[Instruction]: Sort through the entries below and pull out lines containing the word "ylabel".

[Data extract]:

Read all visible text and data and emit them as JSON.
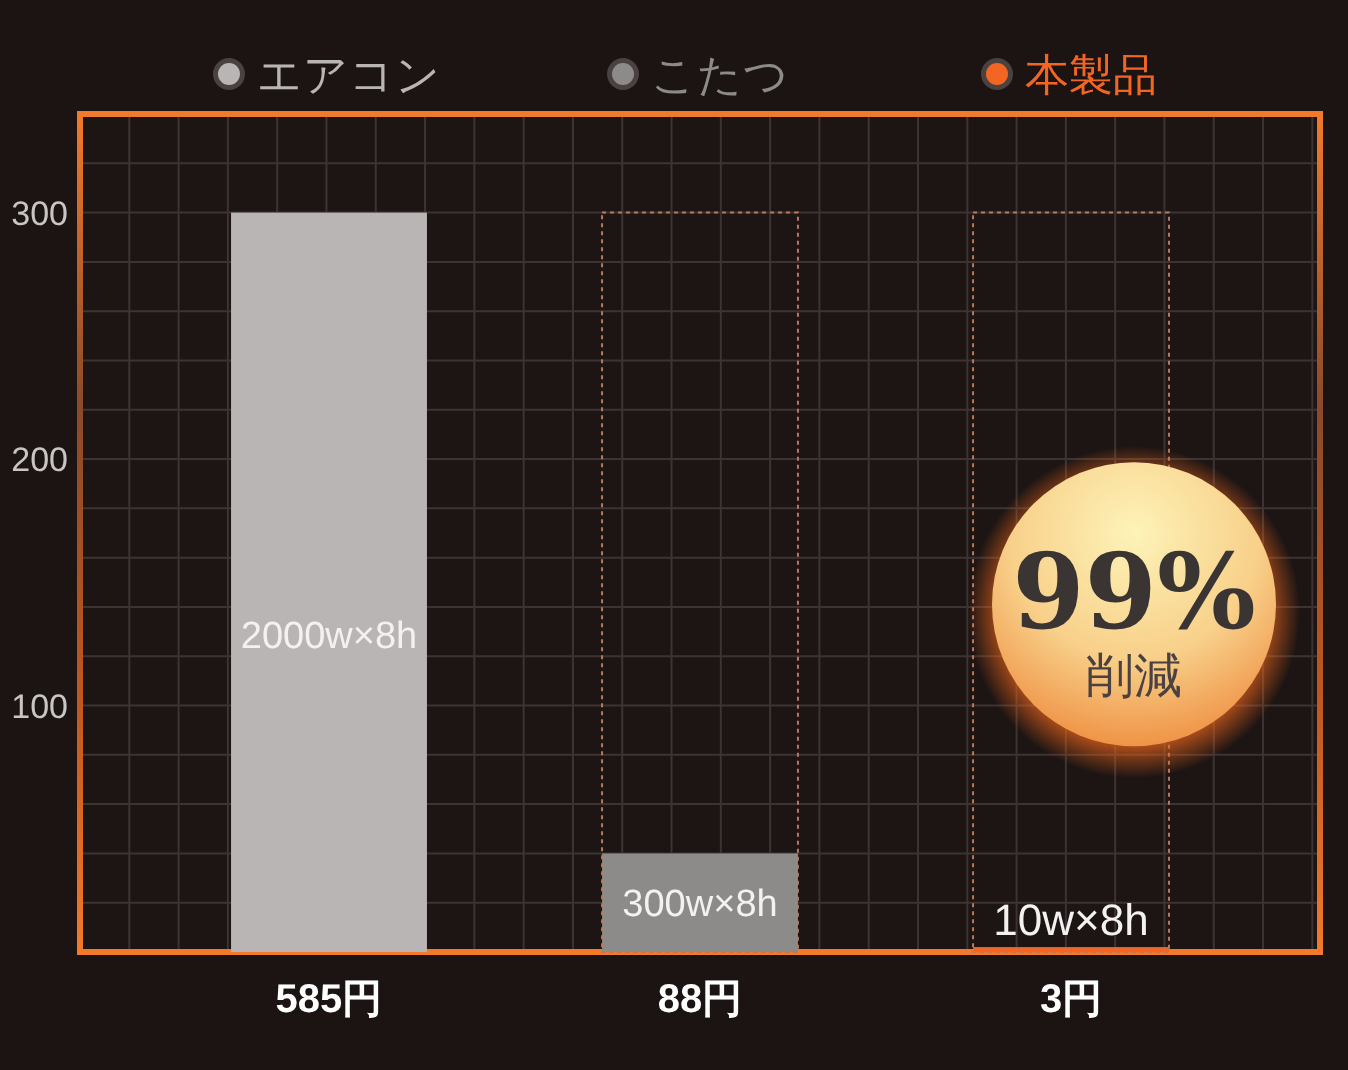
{
  "chart_data": {
    "type": "bar",
    "categories": [
      "585円",
      "88円",
      "3円"
    ],
    "series": [
      {
        "name": "エアコン",
        "color": "#b9b5b4",
        "values": [
          300,
          null,
          null
        ]
      },
      {
        "name": "こたつ",
        "color": "#8d8b8a",
        "values": [
          null,
          40,
          null
        ]
      },
      {
        "name": "本製品",
        "color": "#f26522",
        "values": [
          null,
          null,
          2
        ]
      },
      {
        "type": "bar",
        "color": "#b87a5c",
        "values": [
          null,
          300,
          300
        ],
        "line_style": "dotted"
      }
    ],
    "ylim": [
      0,
      340
    ],
    "yticks": [
      {
        "value": 0,
        "label": null
      },
      {
        "value": 20,
        "label": null
      },
      {
        "value": 40,
        "label": null
      },
      {
        "value": 60,
        "label": null
      },
      {
        "value": 80,
        "label": null
      },
      100,
      {
        "value": 120,
        "label": null
      },
      {
        "value": 140,
        "label": null
      },
      {
        "value": 160,
        "label": null
      },
      {
        "value": 180,
        "label": null
      },
      200,
      {
        "value": 220,
        "label": null
      },
      {
        "value": 240,
        "label": null
      },
      {
        "value": 260,
        "label": null
      },
      {
        "value": 280,
        "label": null
      },
      300,
      {
        "value": 320,
        "label": null
      },
      {
        "value": 340,
        "label": null
      }
    ],
    "grid": true,
    "legend": "top",
    "annotations": [
      "2000w×8h",
      {
        "text": "300w×8h",
        "x": "88円",
        "y": 40
      },
      {
        "text": "10w×8h",
        "x": "3円",
        "y": 2
      },
      "99%",
      "削減"
    ]
  }
}
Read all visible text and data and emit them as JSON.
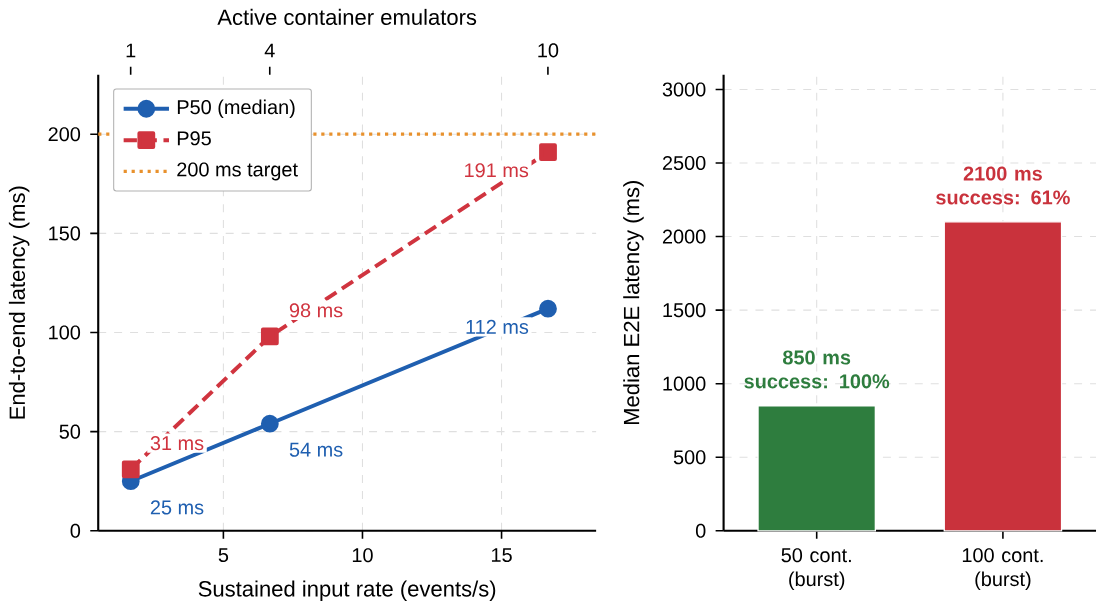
{
  "chart_data": [
    {
      "type": "line",
      "xlabel": "Sustained input rate (events/s)",
      "ylabel": "End-to-end latency (ms)",
      "x2label": "Active container emulators",
      "xlim": [
        0.5,
        18.4
      ],
      "xticks": [
        5,
        10,
        15
      ],
      "ylim": [
        0,
        230
      ],
      "yticks": [
        0,
        50,
        100,
        150,
        200
      ],
      "x2lim": [
        0.3,
        11.04
      ],
      "x2ticks": [
        1,
        4,
        10
      ],
      "grid": true,
      "legend": "top left",
      "x": [
        1.67,
        6.67,
        16.67
      ],
      "series": [
        {
          "name": "P50 (median)",
          "color": "#1f5fb0",
          "values": [
            25,
            54,
            112
          ],
          "marker": "circle",
          "line_style": "solid",
          "value_labels": [
            "25 ms",
            "54 ms",
            "112 ms"
          ]
        },
        {
          "name": "P95",
          "color": "#d0343f",
          "values": [
            31,
            98,
            191
          ],
          "marker": "square",
          "line_style": "dashed",
          "value_labels": [
            "31 ms",
            "98 ms",
            "191 ms"
          ]
        }
      ],
      "ref_lines": [
        {
          "axis": "y",
          "value": 200,
          "label": "200 ms target",
          "color": "#e8912d",
          "line_style": "dotted"
        }
      ]
    },
    {
      "type": "bar",
      "ylabel": "Median E2E latency (ms)",
      "categories": [
        "50 cont. (burst)",
        "100 cont. (burst)"
      ],
      "values": [
        850,
        2100
      ],
      "colors": [
        "#2e7d3e",
        "#c9323c"
      ],
      "value_labels": [
        "850 ms success: 100%",
        "2100 ms success: 61%"
      ],
      "ylim": [
        0,
        3100
      ],
      "yticks": [
        0,
        500,
        1000,
        1500,
        2000,
        2500,
        3000
      ],
      "grid": true
    }
  ]
}
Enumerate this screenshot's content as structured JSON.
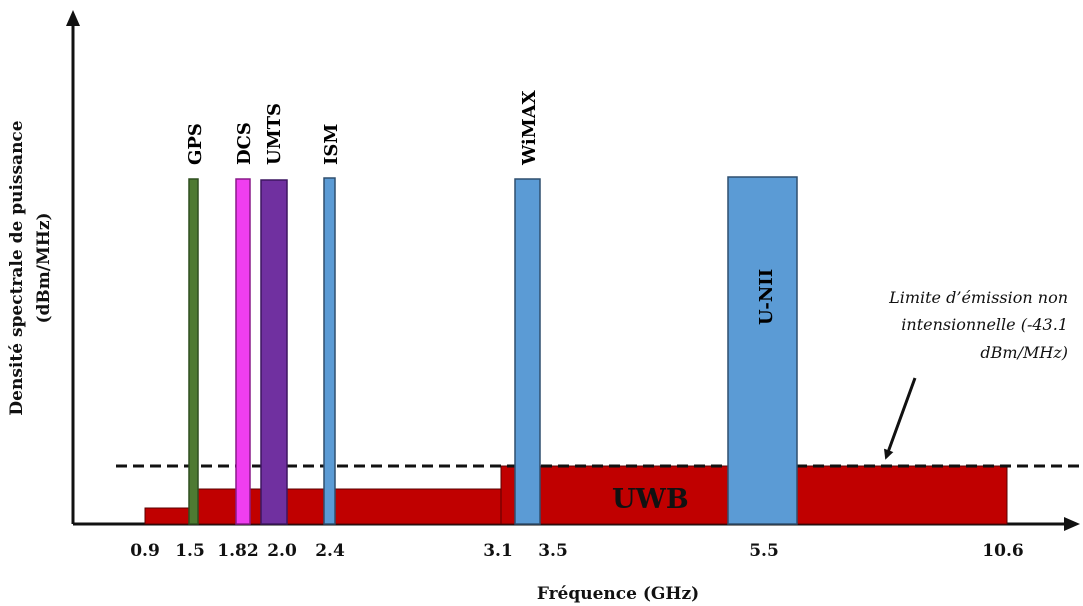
{
  "diagram": {
    "x_axis_title": "Fréquence (GHz)",
    "y_axis_title_line1": "Densité spectrale de puissance",
    "y_axis_title_line2": "(dBm/MHz)",
    "tick_labels": [
      "0.9",
      "1.5",
      "1.82",
      "2.0",
      "2.4",
      "3.1",
      "3.5",
      "5.5",
      "10.6"
    ],
    "uwb_label": "UWB",
    "limit_annotation": [
      "Limite d’émission non",
      "intensionnelle (-43.1",
      "dBm/MHz)"
    ],
    "colors": {
      "uwb": "#C00000",
      "gps": "#4E7A32",
      "dcs": "#F03EF0",
      "umts": "#7030A0",
      "blue_band": "#5B9BD5",
      "outline": "#2F4F6F"
    },
    "bands": [
      {
        "id": "gps",
        "label": "GPS",
        "color": "#4E7A32"
      },
      {
        "id": "dcs",
        "label": "DCS",
        "color": "#F03EF0"
      },
      {
        "id": "umts",
        "label": "UMTS",
        "color": "#7030A0"
      },
      {
        "id": "ism",
        "label": "ISM",
        "color": "#5B9BD5"
      },
      {
        "id": "wimax",
        "label": "WiMAX",
        "color": "#5B9BD5"
      },
      {
        "id": "unii",
        "label": "U-NII",
        "color": "#5B9BD5"
      }
    ]
  }
}
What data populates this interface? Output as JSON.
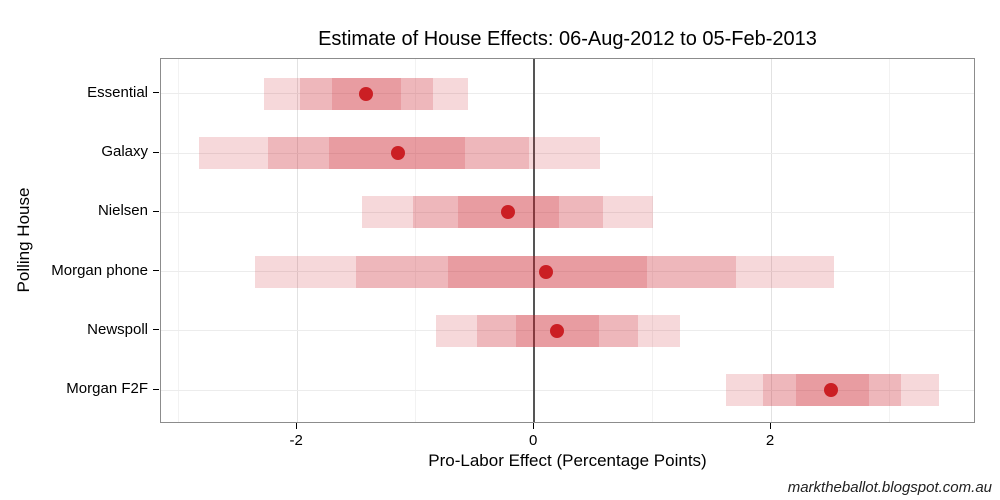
{
  "watermark": "marktheballot.blogspot.com.au",
  "chart_data": {
    "type": "scatter",
    "subtype": "dot-plot-with-nested-credible-intervals",
    "title": "Estimate of House Effects: 06-Aug-2012 to 05-Feb-2013",
    "xlabel": "Pro-Labor Effect (Percentage Points)",
    "ylabel": "Polling House",
    "xlim": [
      -3.15,
      3.73
    ],
    "x_ticks": [
      -2,
      0,
      2
    ],
    "x_minor_gridlines": [
      -3,
      -1,
      1,
      3
    ],
    "zero_reference_line": 0,
    "grid": "on",
    "legend": "none",
    "categories": [
      "Essential",
      "Galaxy",
      "Nielsen",
      "Morgan phone",
      "Newspoll",
      "Morgan F2F"
    ],
    "series": [
      {
        "name": "Essential",
        "point": -1.42,
        "outer": [
          -2.28,
          -0.56
        ],
        "mid": [
          -1.98,
          -0.85
        ],
        "inner": [
          -1.71,
          -1.12
        ]
      },
      {
        "name": "Galaxy",
        "point": -1.15,
        "outer": [
          -2.83,
          0.56
        ],
        "mid": [
          -2.25,
          -0.04
        ],
        "inner": [
          -1.73,
          -0.58
        ]
      },
      {
        "name": "Nielsen",
        "point": -0.22,
        "outer": [
          -1.45,
          1.0
        ],
        "mid": [
          -1.02,
          0.58
        ],
        "inner": [
          -0.64,
          0.21
        ]
      },
      {
        "name": "Morgan phone",
        "point": 0.1,
        "outer": [
          -2.36,
          2.53
        ],
        "mid": [
          -1.5,
          1.7
        ],
        "inner": [
          -0.73,
          0.95
        ]
      },
      {
        "name": "Newspoll",
        "point": 0.19,
        "outer": [
          -0.83,
          1.23
        ],
        "mid": [
          -0.48,
          0.88
        ],
        "inner": [
          -0.15,
          0.55
        ]
      },
      {
        "name": "Morgan F2F",
        "point": 2.51,
        "outer": [
          1.62,
          3.42
        ],
        "mid": [
          1.93,
          3.1
        ],
        "inner": [
          2.21,
          2.83
        ]
      }
    ],
    "colors": {
      "point": "#cb1f24",
      "interval_base": "#c81923",
      "interval_alpha": 0.17,
      "zero_line": "#555555",
      "gridline_major": "#e2e2e2",
      "gridline_minor": "#f2f2f2",
      "row_gridline": "#ececec",
      "panel_border": "#8c8c8c",
      "text": "#000000"
    }
  }
}
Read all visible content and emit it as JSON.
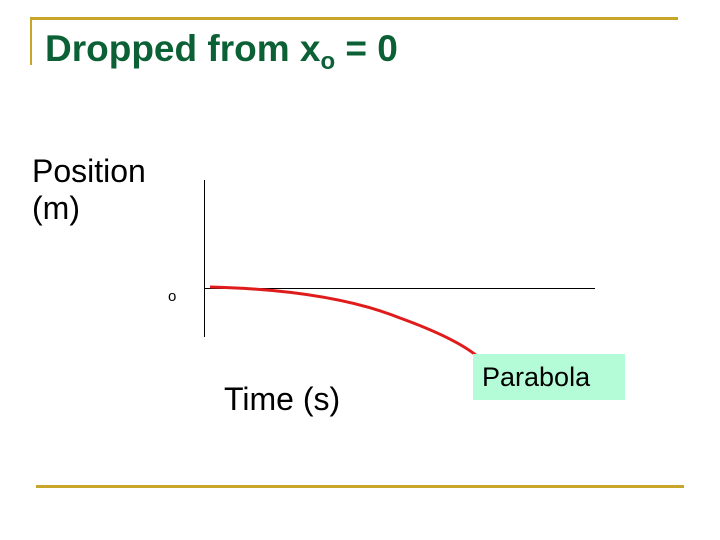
{
  "slide": {
    "title_main": "Dropped from x",
    "title_sub": "o",
    "title_tail": " = 0",
    "y_label_line1": "Position",
    "y_label_line2": "(m)",
    "x_label": "Time (s)",
    "origin_label": "o",
    "curve_label": "Parabola"
  },
  "colors": {
    "title": "#0b6135",
    "rule": "#c8a62a",
    "curve": "#e01b1b",
    "callout": "#b3fcd7"
  }
}
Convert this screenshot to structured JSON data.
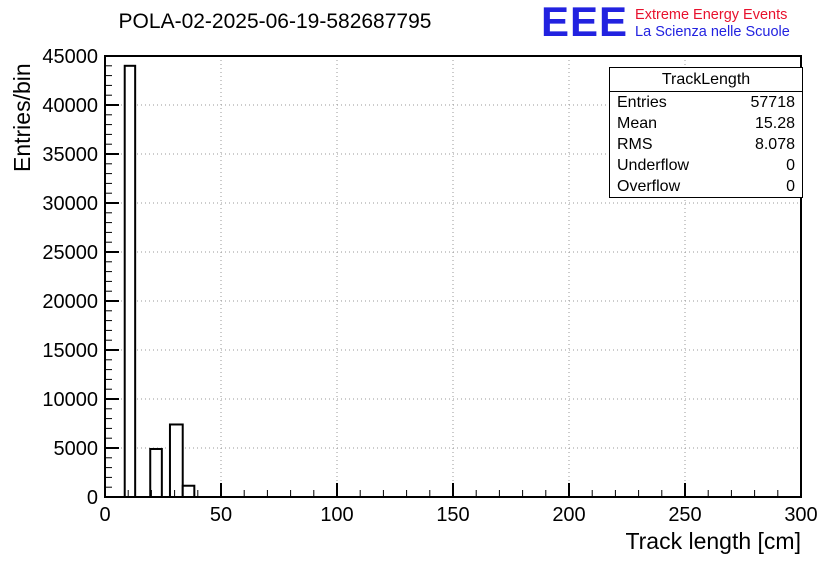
{
  "header": {
    "title": "POLA-02-2025-06-19-582687795"
  },
  "logo": {
    "text": "EEE",
    "line1": "Extreme Energy Events",
    "line2": "La Scienza nelle Scuole"
  },
  "theme": {
    "eee_blue": "#2222e0",
    "eee_red": "#e8112d",
    "grid_color": "#999999",
    "line_color": "#000000"
  },
  "stats": {
    "title": "TrackLength",
    "rows": [
      {
        "label": "Entries",
        "value": "57718"
      },
      {
        "label": "Mean",
        "value": "15.28"
      },
      {
        "label": "RMS",
        "value": "8.078"
      },
      {
        "label": "Underflow",
        "value": "0"
      },
      {
        "label": "Overflow",
        "value": "0"
      }
    ]
  },
  "chart_data": {
    "type": "bar",
    "title": "POLA-02-2025-06-19-582687795",
    "xlabel": "Track length [cm]",
    "ylabel": "Entries/bin",
    "xlim": [
      0,
      300
    ],
    "ylim": [
      0,
      45000
    ],
    "x_major_ticks": [
      0,
      50,
      100,
      150,
      200,
      250,
      300
    ],
    "y_major_ticks": [
      0,
      5000,
      10000,
      15000,
      20000,
      25000,
      30000,
      35000,
      40000,
      45000
    ],
    "x_minor_step": 10,
    "y_minor_step": 1000,
    "grid": true,
    "legend": false,
    "bars": [
      {
        "x0": 8.5,
        "x1": 13,
        "value": 44000
      },
      {
        "x0": 19.5,
        "x1": 24.5,
        "value": 4900
      },
      {
        "x0": 28,
        "x1": 33.5,
        "value": 7400
      },
      {
        "x0": 33.5,
        "x1": 38.5,
        "value": 1150
      }
    ]
  }
}
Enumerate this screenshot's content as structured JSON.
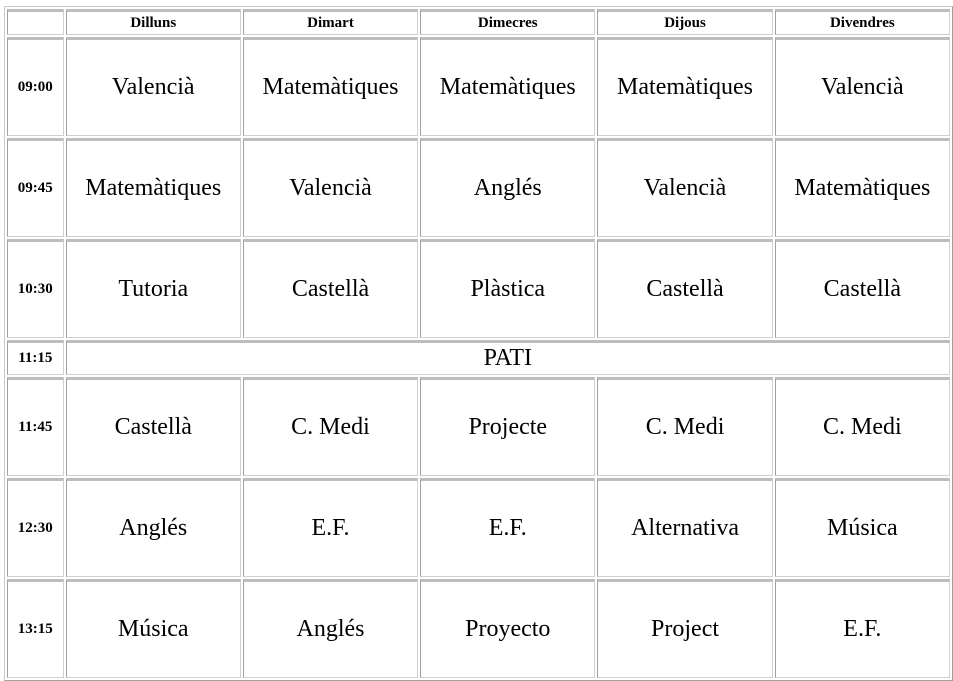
{
  "days": [
    "Dilluns",
    "Dimart",
    "Dimecres",
    "Dijous",
    "Divendres"
  ],
  "rows": [
    {
      "time": "09:00",
      "subjects": [
        "Valencià",
        "Matemàtiques",
        "Matemàtiques",
        "Matemàtiques",
        "Valencià"
      ]
    },
    {
      "time": "09:45",
      "subjects": [
        "Matemàtiques",
        "Valencià",
        "Anglés",
        "Valencià",
        "Matemàtiques"
      ]
    },
    {
      "time": "10:30",
      "subjects": [
        "Tutoria",
        "Castellà",
        "Plàstica",
        "Castellà",
        "Castellà"
      ]
    },
    {
      "time": "11:15",
      "break": "PATI"
    },
    {
      "time": "11:45",
      "subjects": [
        "Castellà",
        "C. Medi",
        "Projecte",
        "C. Medi",
        "C. Medi"
      ]
    },
    {
      "time": "12:30",
      "subjects": [
        "Anglés",
        "E.F.",
        "E.F.",
        "Alternativa",
        "Música"
      ]
    },
    {
      "time": "13:15",
      "subjects": [
        "Música",
        "Anglés",
        "Proyecto",
        "Project",
        "E.F."
      ]
    }
  ]
}
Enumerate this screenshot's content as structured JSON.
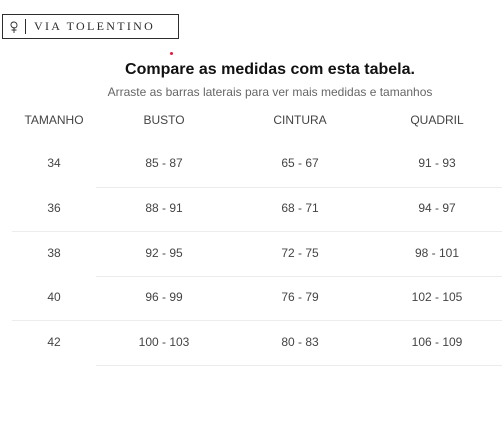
{
  "logo": {
    "text": "VIA TOLENTINO"
  },
  "accent_color": "#e8173b",
  "title": "Compare as medidas com esta tabela.",
  "subtitle": "Arraste as barras laterais para ver mais medidas e tamanhos",
  "table": {
    "headers": [
      "TAMANHO",
      "BUSTO",
      "CINTURA",
      "QUADRIL"
    ],
    "rows": [
      [
        "34",
        "85 - 87",
        "65 - 67",
        "91 - 93"
      ],
      [
        "36",
        "88 - 91",
        "68 - 71",
        "94 - 97"
      ],
      [
        "38",
        "92 - 95",
        "72 - 75",
        "98 - 101"
      ],
      [
        "40",
        "96 - 99",
        "76 - 79",
        "102 - 105"
      ],
      [
        "42",
        "100 - 103",
        "80 - 83",
        "106 - 109"
      ]
    ]
  }
}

[Output for this exercise]:
      "ylabel": "End-to-end latency (ms)",
      "ylabel": "Median E2E latency (ms)",
    "ylabel": "Polling House",
    "ylabel": "Entries/bin",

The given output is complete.